**WHAT THE EXERCISE ASKS:** Retype each line of the material exactly, please, skipping any picture in it.

************

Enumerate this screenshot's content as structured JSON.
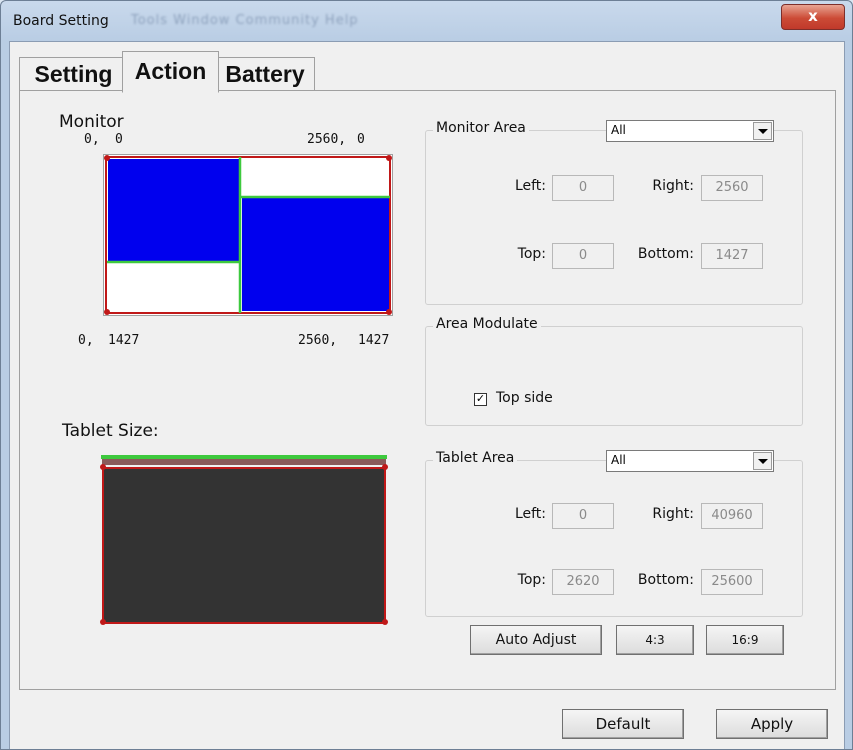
{
  "window": {
    "title": "Board Setting",
    "ghost_menu": "Tools   Window   Community   Help",
    "close_glyph": "x"
  },
  "tabs": [
    {
      "label": "Setting",
      "active": false
    },
    {
      "label": "Action",
      "active": true
    },
    {
      "label": "Battery",
      "active": false
    }
  ],
  "monitor": {
    "label": "Monitor",
    "tl_x": "0,",
    "tl_y": "0",
    "tr_x": "2560,",
    "tr_y": "0",
    "bl_x": "0,",
    "bl_y": "1427",
    "br_x": "2560,",
    "br_y": "1427"
  },
  "tablet": {
    "label": "Tablet Size:"
  },
  "monitor_area": {
    "label": "Monitor Area",
    "selected": "All",
    "left_label": "Left:",
    "left_value": "0",
    "right_label": "Right:",
    "right_value": "2560",
    "top_label": "Top:",
    "top_value": "0",
    "bottom_label": "Bottom:",
    "bottom_value": "1427"
  },
  "area_modulate": {
    "label": "Area Modulate",
    "checkbox_label": "Top side",
    "checked": true,
    "check_glyph": "✓"
  },
  "tablet_area": {
    "label": "Tablet Area",
    "selected": "All",
    "left_label": "Left:",
    "left_value": "0",
    "right_label": "Right:",
    "right_value": "40960",
    "top_label": "Top:",
    "top_value": "2620",
    "bottom_label": "Bottom:",
    "bottom_value": "25600"
  },
  "buttons": {
    "auto_adjust": "Auto Adjust",
    "ratio_4_3": "4:3",
    "ratio_16_9": "16:9",
    "default": "Default",
    "apply": "Apply"
  },
  "colors": {
    "monitor_blue": "#0000ee",
    "border_red": "#c01818",
    "divider_green": "#3ec93e",
    "tablet_fill": "#333333"
  }
}
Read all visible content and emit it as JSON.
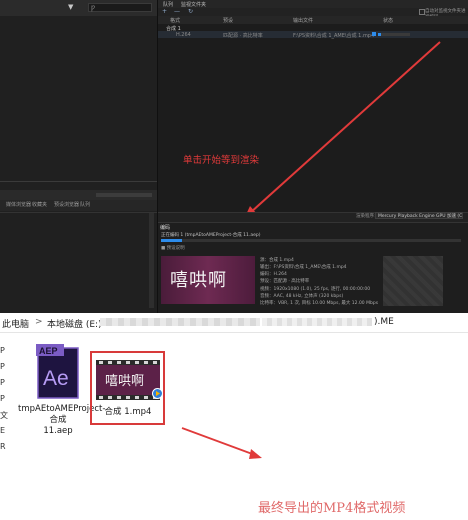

************

**RESPONSE TO THIS TASK:**
Enumerate this screenshot's content as structured JSON.
{
  "window": {
    "title": "Board Setting",
    "ghost_menu": "Tools   Window   Community   Help",
    "close_glyph": "x"
  },
  "tabs": [
    {
      "label": "Setting",
      "active": false
    },
    {
      "label": "Action",
      "active": true
    },
    {
      "label": "Battery",
      "active": false
    }
  ],
  "monitor": {
    "label": "Monitor",
    "tl_x": "0,",
    "tl_y": "0",
    "tr_x": "2560,",
    "tr_y": "0",
    "bl_x": "0,",
    "bl_y": "1427",
    "br_x": "2560,",
    "br_y": "1427"
  },
  "tablet": {
    "label": "Tablet Size:"
  },
  "monitor_area": {
    "label": "Monitor Area",
    "selected": "All",
    "left_label": "Left:",
    "left_value": "0",
    "right_label": "Right:",
    "right_value": "2560",
    "top_label": "Top:",
    "top_value": "0",
    "bottom_label": "Bottom:",
    "bottom_value": "1427"
  },
  "area_modulate": {
    "label": "Area Modulate",
    "checkbox_label": "Top side",
    "checked": true,
    "check_glyph": "✓"
  },
  "tablet_area": {
    "label": "Tablet Area",
    "selected": "All",
    "left_label": "Left:",
    "left_value": "0",
    "right_label": "Right:",
    "right_value": "40960",
    "top_label": "Top:",
    "top_value": "2620",
    "bottom_label": "Bottom:",
    "bottom_value": "25600"
  },
  "buttons": {
    "auto_adjust": "Auto Adjust",
    "ratio_4_3": "4:3",
    "ratio_16_9": "16:9",
    "default": "Default",
    "apply": "Apply"
  },
  "colors": {
    "monitor_blue": "#0000ee",
    "border_red": "#c01818",
    "divider_green": "#3ec93e",
    "tablet_fill": "#333333"
  }
}
Read all visible content and emit it as JSON.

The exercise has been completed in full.